What you need to do.
Quote the records in full and leave their pictures out.

* start Dataset rows *

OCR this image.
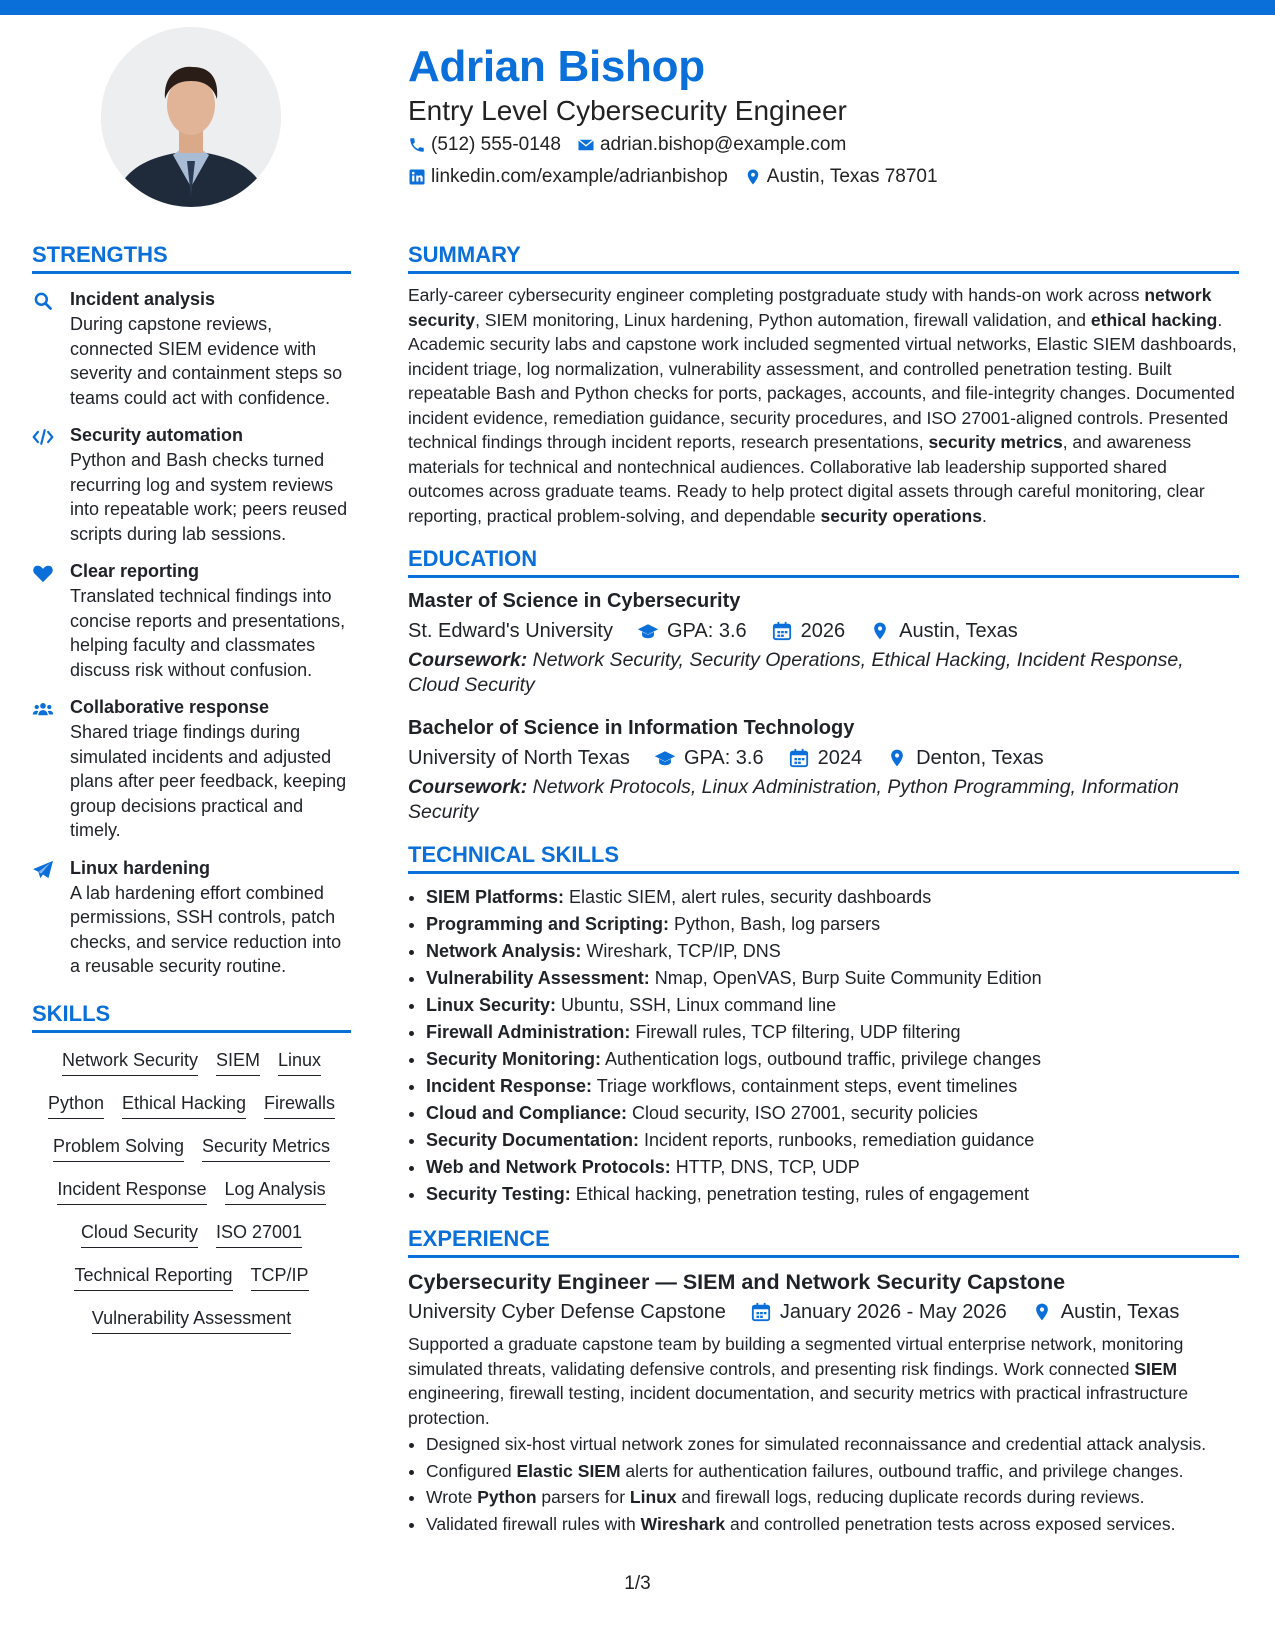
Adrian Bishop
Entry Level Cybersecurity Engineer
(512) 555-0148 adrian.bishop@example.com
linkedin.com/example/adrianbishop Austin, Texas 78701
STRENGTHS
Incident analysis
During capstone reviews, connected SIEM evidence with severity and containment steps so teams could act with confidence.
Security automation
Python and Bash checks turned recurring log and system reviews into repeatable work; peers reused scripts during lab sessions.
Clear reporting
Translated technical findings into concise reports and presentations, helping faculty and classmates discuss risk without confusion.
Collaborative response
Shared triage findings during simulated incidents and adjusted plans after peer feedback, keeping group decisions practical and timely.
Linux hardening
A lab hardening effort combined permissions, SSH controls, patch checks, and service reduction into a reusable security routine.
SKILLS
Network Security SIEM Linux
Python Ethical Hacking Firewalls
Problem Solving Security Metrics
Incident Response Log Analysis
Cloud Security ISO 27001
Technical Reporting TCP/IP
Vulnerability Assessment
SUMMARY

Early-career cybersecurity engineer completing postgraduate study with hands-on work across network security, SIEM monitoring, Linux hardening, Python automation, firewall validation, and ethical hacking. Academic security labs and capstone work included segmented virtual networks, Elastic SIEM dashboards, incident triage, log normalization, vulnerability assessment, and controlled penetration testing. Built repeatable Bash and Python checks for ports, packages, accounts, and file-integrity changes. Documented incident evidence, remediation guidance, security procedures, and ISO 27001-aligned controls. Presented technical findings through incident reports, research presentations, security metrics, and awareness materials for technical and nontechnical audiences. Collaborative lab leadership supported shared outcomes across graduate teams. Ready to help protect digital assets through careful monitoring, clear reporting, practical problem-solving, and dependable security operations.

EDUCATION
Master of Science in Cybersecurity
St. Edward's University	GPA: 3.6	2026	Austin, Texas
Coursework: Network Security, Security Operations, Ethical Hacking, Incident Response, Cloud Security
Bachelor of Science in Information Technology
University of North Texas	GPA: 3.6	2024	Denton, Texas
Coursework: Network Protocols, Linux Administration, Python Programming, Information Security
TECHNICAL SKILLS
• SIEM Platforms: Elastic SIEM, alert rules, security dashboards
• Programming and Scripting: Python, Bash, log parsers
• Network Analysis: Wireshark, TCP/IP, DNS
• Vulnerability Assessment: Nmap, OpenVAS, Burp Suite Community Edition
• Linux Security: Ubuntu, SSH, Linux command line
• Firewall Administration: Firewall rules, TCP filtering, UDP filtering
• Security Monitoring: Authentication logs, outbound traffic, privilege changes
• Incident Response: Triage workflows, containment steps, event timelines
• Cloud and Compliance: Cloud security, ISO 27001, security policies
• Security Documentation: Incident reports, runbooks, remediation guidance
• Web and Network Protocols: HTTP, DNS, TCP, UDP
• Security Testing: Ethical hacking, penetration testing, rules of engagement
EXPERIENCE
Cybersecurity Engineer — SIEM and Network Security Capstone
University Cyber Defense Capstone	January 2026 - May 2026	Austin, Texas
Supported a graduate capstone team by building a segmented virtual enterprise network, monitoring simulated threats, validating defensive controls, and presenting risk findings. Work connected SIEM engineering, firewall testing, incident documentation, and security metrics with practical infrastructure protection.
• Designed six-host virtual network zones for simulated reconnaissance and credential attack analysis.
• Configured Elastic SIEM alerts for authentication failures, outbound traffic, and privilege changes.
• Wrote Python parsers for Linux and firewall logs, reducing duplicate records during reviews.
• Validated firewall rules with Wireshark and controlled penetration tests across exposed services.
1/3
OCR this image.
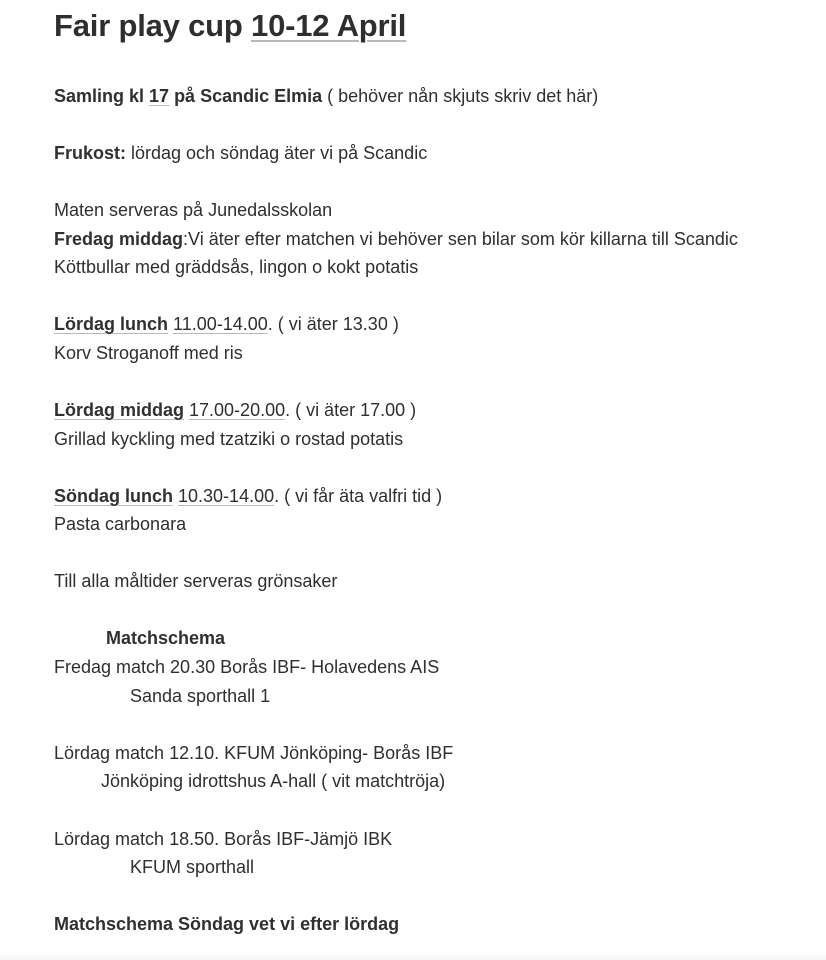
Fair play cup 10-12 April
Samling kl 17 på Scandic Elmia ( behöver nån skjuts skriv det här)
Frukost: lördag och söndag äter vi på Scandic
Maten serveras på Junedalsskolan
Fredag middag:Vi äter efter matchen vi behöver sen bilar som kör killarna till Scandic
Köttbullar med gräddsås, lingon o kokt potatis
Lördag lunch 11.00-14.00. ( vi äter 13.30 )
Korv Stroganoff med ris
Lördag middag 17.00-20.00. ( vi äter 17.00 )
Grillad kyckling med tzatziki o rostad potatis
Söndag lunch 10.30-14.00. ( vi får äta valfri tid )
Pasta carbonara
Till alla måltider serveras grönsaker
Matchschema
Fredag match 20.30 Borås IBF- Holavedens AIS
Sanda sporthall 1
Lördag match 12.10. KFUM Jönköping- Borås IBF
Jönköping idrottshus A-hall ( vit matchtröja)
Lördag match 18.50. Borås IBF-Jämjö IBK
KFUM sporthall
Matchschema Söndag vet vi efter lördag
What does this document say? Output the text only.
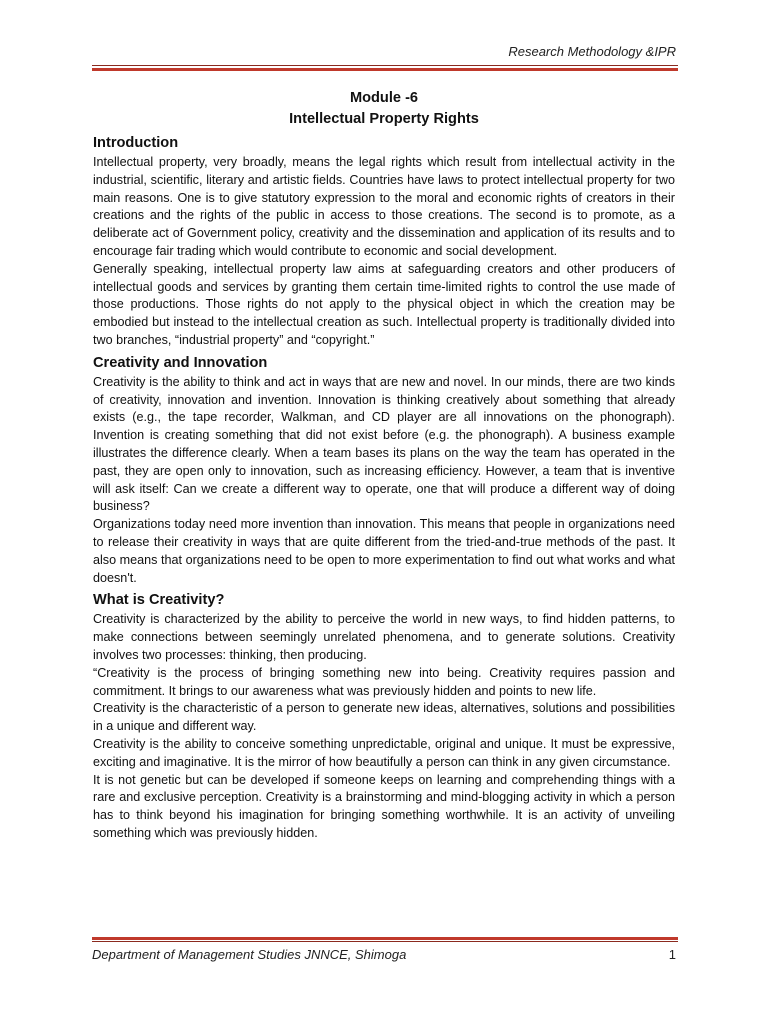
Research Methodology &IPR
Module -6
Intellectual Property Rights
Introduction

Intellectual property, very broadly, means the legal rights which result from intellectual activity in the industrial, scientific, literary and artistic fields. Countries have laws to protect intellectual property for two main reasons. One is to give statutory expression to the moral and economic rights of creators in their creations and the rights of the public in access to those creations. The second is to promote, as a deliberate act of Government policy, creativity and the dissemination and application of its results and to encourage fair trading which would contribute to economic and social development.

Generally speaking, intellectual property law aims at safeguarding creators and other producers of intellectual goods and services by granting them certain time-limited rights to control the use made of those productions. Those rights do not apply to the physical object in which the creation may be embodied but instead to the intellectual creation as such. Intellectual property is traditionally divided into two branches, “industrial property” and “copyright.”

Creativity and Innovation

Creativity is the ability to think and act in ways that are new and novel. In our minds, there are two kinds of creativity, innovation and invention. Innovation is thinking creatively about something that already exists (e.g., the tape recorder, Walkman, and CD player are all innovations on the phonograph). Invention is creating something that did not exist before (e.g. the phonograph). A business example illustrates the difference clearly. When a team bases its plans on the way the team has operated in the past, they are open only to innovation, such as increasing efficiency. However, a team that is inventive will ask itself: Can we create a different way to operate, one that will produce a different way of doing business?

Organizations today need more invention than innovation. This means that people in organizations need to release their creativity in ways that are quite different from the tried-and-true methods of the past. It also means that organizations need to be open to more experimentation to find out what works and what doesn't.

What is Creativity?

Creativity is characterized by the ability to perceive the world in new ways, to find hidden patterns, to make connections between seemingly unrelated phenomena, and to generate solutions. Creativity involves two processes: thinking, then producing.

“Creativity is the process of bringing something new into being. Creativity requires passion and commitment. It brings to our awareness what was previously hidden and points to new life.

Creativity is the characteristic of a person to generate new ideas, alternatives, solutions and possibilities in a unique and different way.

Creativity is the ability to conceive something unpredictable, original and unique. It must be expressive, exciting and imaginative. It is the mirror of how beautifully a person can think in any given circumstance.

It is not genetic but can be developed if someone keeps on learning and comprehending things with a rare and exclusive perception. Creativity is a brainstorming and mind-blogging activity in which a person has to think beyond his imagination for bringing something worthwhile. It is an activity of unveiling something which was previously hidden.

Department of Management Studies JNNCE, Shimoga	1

* end Dataset rows *

Answer for the task.
OCR this image.
Adrian Bishop
Entry Level Cybersecurity Engineer
(512) 555-0148 adrian.bishop@example.com
linkedin.com/example/adrianbishop Austin, Texas 78701
STRENGTHS
Incident analysis
During capstone reviews, connected SIEM evidence with severity and containment steps so teams could act with confidence.
Security automation
Python and Bash checks turned recurring log and system reviews into repeatable work; peers reused scripts during lab sessions.
Clear reporting
Translated technical findings into concise reports and presentations, helping faculty and classmates discuss risk without confusion.
Collaborative response
Shared triage findings during simulated incidents and adjusted plans after peer feedback, keeping group decisions practical and timely.
Linux hardening
A lab hardening effort combined permissions, SSH controls, patch checks, and service reduction into a reusable security routine.
SKILLS
Network Security SIEM Linux
Python Ethical Hacking Firewalls
Problem Solving Security Metrics
Incident Response Log Analysis
Cloud Security ISO 27001
Technical Reporting TCP/IP
Vulnerability Assessment
SUMMARY

Early-career cybersecurity engineer completing postgraduate study with hands-on work across network security, SIEM monitoring, Linux hardening, Python automation, firewall validation, and ethical hacking. Academic security labs and capstone work included segmented virtual networks, Elastic SIEM dashboards, incident triage, log normalization, vulnerability assessment, and controlled penetration testing. Built repeatable Bash and Python checks for ports, packages, accounts, and file-integrity changes. Documented incident evidence, remediation guidance, security procedures, and ISO 27001-aligned controls. Presented technical findings through incident reports, research presentations, security metrics, and awareness materials for technical and nontechnical audiences. Collaborative lab leadership supported shared outcomes across graduate teams. Ready to help protect digital assets through careful monitoring, clear reporting, practical problem-solving, and dependable security operations.

EDUCATION
Master of Science in Cybersecurity
St. Edward's University	GPA: 3.6	2026	Austin, Texas
Coursework: Network Security, Security Operations, Ethical Hacking, Incident Response, Cloud Security
Bachelor of Science in Information Technology
University of North Texas	GPA: 3.6	2024	Denton, Texas
Coursework: Network Protocols, Linux Administration, Python Programming, Information Security
TECHNICAL SKILLS
• SIEM Platforms: Elastic SIEM, alert rules, security dashboards
• Programming and Scripting: Python, Bash, log parsers
• Network Analysis: Wireshark, TCP/IP, DNS
• Vulnerability Assessment: Nmap, OpenVAS, Burp Suite Community Edition
• Linux Security: Ubuntu, SSH, Linux command line
• Firewall Administration: Firewall rules, TCP filtering, UDP filtering
• Security Monitoring: Authentication logs, outbound traffic, privilege changes
• Incident Response: Triage workflows, containment steps, event timelines
• Cloud and Compliance: Cloud security, ISO 27001, security policies
• Security Documentation: Incident reports, runbooks, remediation guidance
• Web and Network Protocols: HTTP, DNS, TCP, UDP
• Security Testing: Ethical hacking, penetration testing, rules of engagement
EXPERIENCE
Cybersecurity Engineer — SIEM and Network Security Capstone
University Cyber Defense Capstone	January 2026 - May 2026	Austin, Texas
Supported a graduate capstone team by building a segmented virtual enterprise network, monitoring simulated threats, validating defensive controls, and presenting risk findings. Work connected SIEM engineering, firewall testing, incident documentation, and security metrics with practical infrastructure protection.
• Designed six-host virtual network zones for simulated reconnaissance and credential attack analysis.
• Configured Elastic SIEM alerts for authentication failures, outbound traffic, and privilege changes.
• Wrote Python parsers for Linux and firewall logs, reducing duplicate records during reviews.
• Validated firewall rules with Wireshark and controlled penetration tests across exposed services.
1/3
OCR this image.
Fair play cup 10-12 April
Samling kl 17 på Scandic Elmia ( behöver nån skjuts skriv det här)
Frukost: lördag och söndag äter vi på Scandic
Maten serveras på Junedalsskolan
Fredag middag:Vi äter efter matchen vi behöver sen bilar som kör killarna till Scandic
Köttbullar med gräddsås, lingon o kokt potatis
Lördag lunch 11.00-14.00. ( vi äter 13.30 )
Korv Stroganoff med ris
Lördag middag 17.00-20.00. ( vi äter 17.00 )
Grillad kyckling med tzatziki o rostad potatis
Söndag lunch 10.30-14.00. ( vi får äta valfri tid )
Pasta carbonara
Till alla måltider serveras grönsaker
Matchschema
Fredag match 20.30 Borås IBF- Holavedens AIS
Sanda sporthall 1
Lördag match 12.10. KFUM Jönköping- Borås IBF
Jönköping idrottshus A-hall ( vit matchtröja)
Lördag match 18.50. Borås IBF-Jämjö IBK
KFUM sporthall
Matchschema Söndag vet vi efter lördag
What does this document say? Output the text only.
Research Methodology &IPR
Module -6
Intellectual Property Rights
Introduction

Intellectual property, very broadly, means the legal rights which result from intellectual activity in the industrial, scientific, literary and artistic fields. Countries have laws to protect intellectual property for two main reasons. One is to give statutory expression to the moral and economic rights of creators in their creations and the rights of the public in access to those creations. The second is to promote, as a deliberate act of Government policy, creativity and the dissemination and application of its results and to encourage fair trading which would contribute to economic and social development.

Generally speaking, intellectual property law aims at safeguarding creators and other producers of intellectual goods and services by granting them certain time-limited rights to control the use made of those productions. Those rights do not apply to the physical object in which the creation may be embodied but instead to the intellectual creation as such. Intellectual property is traditionally divided into two branches, “industrial property” and “copyright.”

Creativity and Innovation

Creativity is the ability to think and act in ways that are new and novel. In our minds, there are two kinds of creativity, innovation and invention. Innovation is thinking creatively about something that already exists (e.g., the tape recorder, Walkman, and CD player are all innovations on the phonograph). Invention is creating something that did not exist before (e.g. the phonograph). A business example illustrates the difference clearly. When a team bases its plans on the way the team has operated in the past, they are open only to innovation, such as increasing efficiency. However, a team that is inventive will ask itself: Can we create a different way to operate, one that will produce a different way of doing business?

Organizations today need more invention than innovation. This means that people in organizations need to release their creativity in ways that are quite different from the tried-and-true methods of the past. It also means that organizations need to be open to more experimentation to find out what works and what doesn't.

What is Creativity?

Creativity is characterized by the ability to perceive the world in new ways, to find hidden patterns, to make connections between seemingly unrelated phenomena, and to generate solutions. Creativity involves two processes: thinking, then producing.

“Creativity is the process of bringing something new into being. Creativity requires passion and commitment. It brings to our awareness what was previously hidden and points to new life.

Creativity is the characteristic of a person to generate new ideas, alternatives, solutions and possibilities in a unique and different way.

Creativity is the ability to conceive something unpredictable, original and unique. It must be expressive, exciting and imaginative. It is the mirror of how beautifully a person can think in any given circumstance.

It is not genetic but can be developed if someone keeps on learning and comprehending things with a rare and exclusive perception. Creativity is a brainstorming and mind-blogging activity in which a person has to think beyond his imagination for bringing something worthwhile. It is an activity of unveiling something which was previously hidden.

Department of Management Studies JNNCE, Shimoga	1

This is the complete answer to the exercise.